## YOUR TASK:
Retype the material that follows, keeping every word as it is.

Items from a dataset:

>> Start

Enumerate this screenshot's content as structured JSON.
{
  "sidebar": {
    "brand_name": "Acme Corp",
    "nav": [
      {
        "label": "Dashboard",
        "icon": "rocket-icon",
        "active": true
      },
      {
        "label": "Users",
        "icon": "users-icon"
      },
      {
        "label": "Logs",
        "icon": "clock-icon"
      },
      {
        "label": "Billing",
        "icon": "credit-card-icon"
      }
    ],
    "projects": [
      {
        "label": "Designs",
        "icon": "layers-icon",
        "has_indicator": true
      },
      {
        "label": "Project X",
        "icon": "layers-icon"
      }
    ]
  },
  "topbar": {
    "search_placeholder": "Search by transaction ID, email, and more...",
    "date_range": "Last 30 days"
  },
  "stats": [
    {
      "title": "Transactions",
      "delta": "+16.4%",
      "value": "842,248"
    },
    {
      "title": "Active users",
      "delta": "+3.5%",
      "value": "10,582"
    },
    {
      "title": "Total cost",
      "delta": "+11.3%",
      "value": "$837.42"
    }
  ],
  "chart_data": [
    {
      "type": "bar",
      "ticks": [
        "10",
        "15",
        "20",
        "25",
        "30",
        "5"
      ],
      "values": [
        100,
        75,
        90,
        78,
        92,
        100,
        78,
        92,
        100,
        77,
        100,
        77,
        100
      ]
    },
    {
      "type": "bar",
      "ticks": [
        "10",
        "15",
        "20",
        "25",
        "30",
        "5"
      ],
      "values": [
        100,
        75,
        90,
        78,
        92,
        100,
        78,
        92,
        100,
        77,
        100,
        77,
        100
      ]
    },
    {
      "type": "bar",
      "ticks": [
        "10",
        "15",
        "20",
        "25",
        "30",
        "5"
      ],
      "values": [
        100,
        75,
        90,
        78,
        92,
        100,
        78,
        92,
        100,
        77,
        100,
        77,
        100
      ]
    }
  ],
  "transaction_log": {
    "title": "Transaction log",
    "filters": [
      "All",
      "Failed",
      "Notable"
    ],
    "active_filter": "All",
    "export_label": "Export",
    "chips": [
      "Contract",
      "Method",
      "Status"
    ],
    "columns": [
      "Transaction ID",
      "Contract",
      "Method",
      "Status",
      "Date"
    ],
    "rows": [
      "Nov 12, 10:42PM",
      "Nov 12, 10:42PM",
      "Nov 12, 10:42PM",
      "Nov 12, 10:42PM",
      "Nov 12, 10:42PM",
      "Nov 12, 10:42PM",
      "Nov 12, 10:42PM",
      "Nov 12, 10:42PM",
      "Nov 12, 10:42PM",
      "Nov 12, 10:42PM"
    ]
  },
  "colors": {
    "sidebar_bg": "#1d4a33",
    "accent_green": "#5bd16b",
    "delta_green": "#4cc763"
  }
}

>> End

## SOLUTION TO THE EXERCISE:
Enumerate this screenshot's content as structured JSON.
{
  "sidebar": {
    "brand_name": "Acme Corp",
    "nav": [
      {
        "label": "Dashboard",
        "icon": "rocket-icon",
        "active": true
      },
      {
        "label": "Users",
        "icon": "users-icon"
      },
      {
        "label": "Logs",
        "icon": "clock-icon"
      },
      {
        "label": "Billing",
        "icon": "credit-card-icon"
      }
    ],
    "projects": [
      {
        "label": "Designs",
        "icon": "layers-icon",
        "has_indicator": true
      },
      {
        "label": "Project X",
        "icon": "layers-icon"
      }
    ]
  },
  "topbar": {
    "search_placeholder": "Search by transaction ID, email, and more...",
    "date_range": "Last 30 days"
  },
  "stats": [
    {
      "title": "Transactions",
      "delta": "+16.4%",
      "value": "842,248"
    },
    {
      "title": "Active users",
      "delta": "+3.5%",
      "value": "10,582"
    },
    {
      "title": "Total cost",
      "delta": "+11.3%",
      "value": "$837.42"
    }
  ],
  "chart_data": [
    {
      "type": "bar",
      "ticks": [
        "10",
        "15",
        "20",
        "25",
        "30",
        "5"
      ],
      "values": [
        100,
        75,
        90,
        78,
        92,
        100,
        78,
        92,
        100,
        77,
        100,
        77,
        100
      ]
    },
    {
      "type": "bar",
      "ticks": [
        "10",
        "15",
        "20",
        "25",
        "30",
        "5"
      ],
      "values": [
        100,
        75,
        90,
        78,
        92,
        100,
        78,
        92,
        100,
        77,
        100,
        77,
        100
      ]
    },
    {
      "type": "bar",
      "ticks": [
        "10",
        "15",
        "20",
        "25",
        "30",
        "5"
      ],
      "values": [
        100,
        75,
        90,
        78,
        92,
        100,
        78,
        92,
        100,
        77,
        100,
        77,
        100
      ]
    }
  ],
  "transaction_log": {
    "title": "Transaction log",
    "filters": [
      "All",
      "Failed",
      "Notable"
    ],
    "active_filter": "All",
    "export_label": "Export",
    "chips": [
      "Contract",
      "Method",
      "Status"
    ],
    "columns": [
      "Transaction ID",
      "Contract",
      "Method",
      "Status",
      "Date"
    ],
    "rows": [
      "Nov 12, 10:42PM",
      "Nov 12, 10:42PM",
      "Nov 12, 10:42PM",
      "Nov 12, 10:42PM",
      "Nov 12, 10:42PM",
      "Nov 12, 10:42PM",
      "Nov 12, 10:42PM",
      "Nov 12, 10:42PM",
      "Nov 12, 10:42PM",
      "Nov 12, 10:42PM"
    ]
  },
  "colors": {
    "sidebar_bg": "#1d4a33",
    "accent_green": "#5bd16b",
    "delta_green": "#4cc763"
  }
}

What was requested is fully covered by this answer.